EXERCISE INSTRUCTIONS: In the listing below, find every line with the string "作为学校的副校长" and pull it out.

====

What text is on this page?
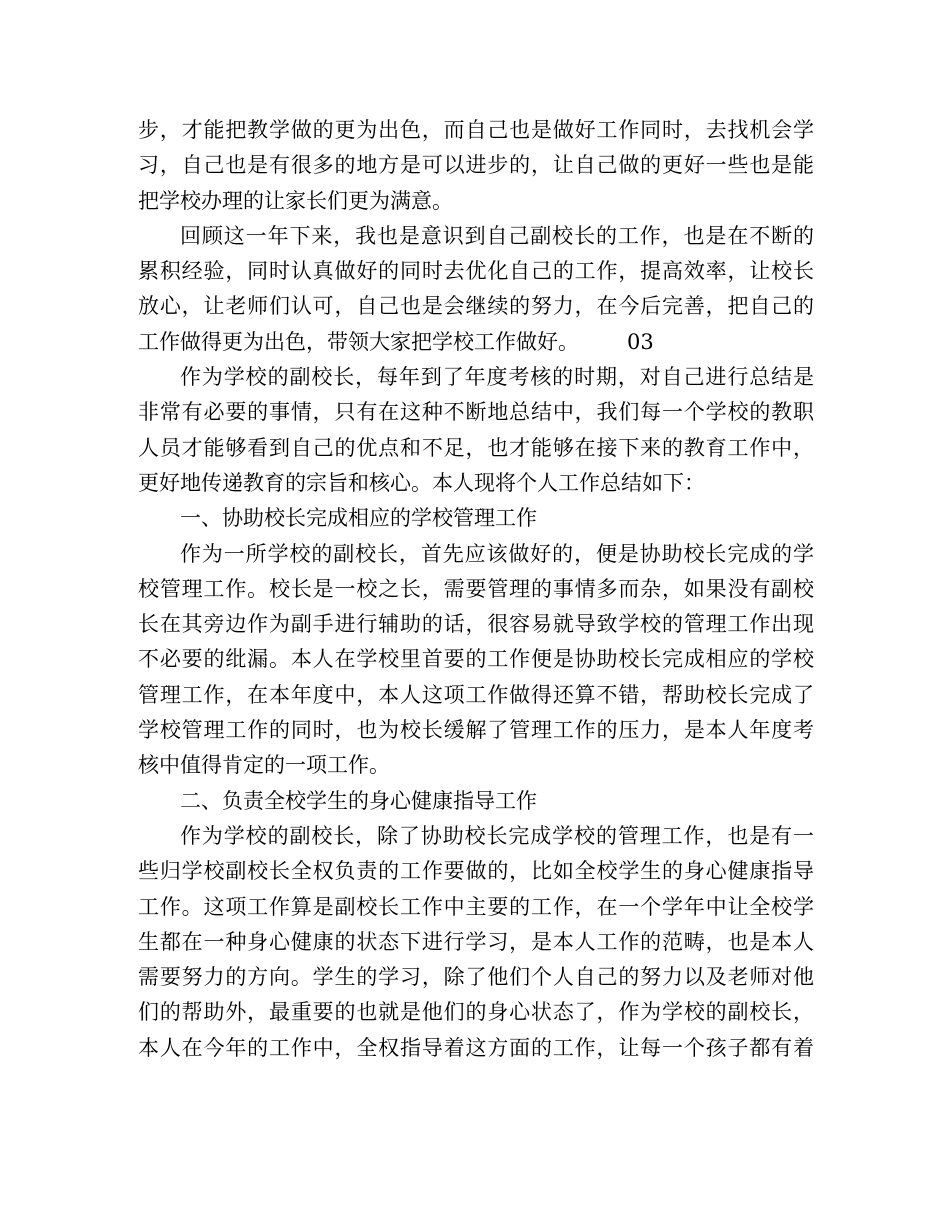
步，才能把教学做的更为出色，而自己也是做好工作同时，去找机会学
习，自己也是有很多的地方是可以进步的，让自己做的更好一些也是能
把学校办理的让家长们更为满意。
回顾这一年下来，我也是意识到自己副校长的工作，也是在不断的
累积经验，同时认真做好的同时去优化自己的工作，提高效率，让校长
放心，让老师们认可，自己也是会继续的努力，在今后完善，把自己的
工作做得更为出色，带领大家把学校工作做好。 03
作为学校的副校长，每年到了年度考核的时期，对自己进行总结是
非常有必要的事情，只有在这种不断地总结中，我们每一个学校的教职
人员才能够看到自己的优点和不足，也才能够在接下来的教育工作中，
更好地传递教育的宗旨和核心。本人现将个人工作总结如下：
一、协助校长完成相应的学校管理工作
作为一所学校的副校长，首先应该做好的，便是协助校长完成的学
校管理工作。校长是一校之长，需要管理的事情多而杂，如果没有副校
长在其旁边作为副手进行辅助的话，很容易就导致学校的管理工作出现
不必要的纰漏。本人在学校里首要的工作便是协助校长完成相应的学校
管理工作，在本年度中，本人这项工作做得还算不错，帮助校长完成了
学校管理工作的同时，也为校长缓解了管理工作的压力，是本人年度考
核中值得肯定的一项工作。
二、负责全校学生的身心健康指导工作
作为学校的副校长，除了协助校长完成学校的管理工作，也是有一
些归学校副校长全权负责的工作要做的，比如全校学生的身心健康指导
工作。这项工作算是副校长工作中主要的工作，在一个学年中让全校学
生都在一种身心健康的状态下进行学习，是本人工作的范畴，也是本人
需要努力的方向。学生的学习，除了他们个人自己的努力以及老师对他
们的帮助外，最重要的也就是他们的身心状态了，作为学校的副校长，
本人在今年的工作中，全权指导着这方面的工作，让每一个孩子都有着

====

FINISHED ANSWER:
作为学校的副校长，每年到了年度考核的时期，对自己进行总结是
作为学校的副校长，除了协助校长完成学校的管理工作，也是有一
们的帮助外，最重要的也就是他们的身心状态了，作为学校的副校长，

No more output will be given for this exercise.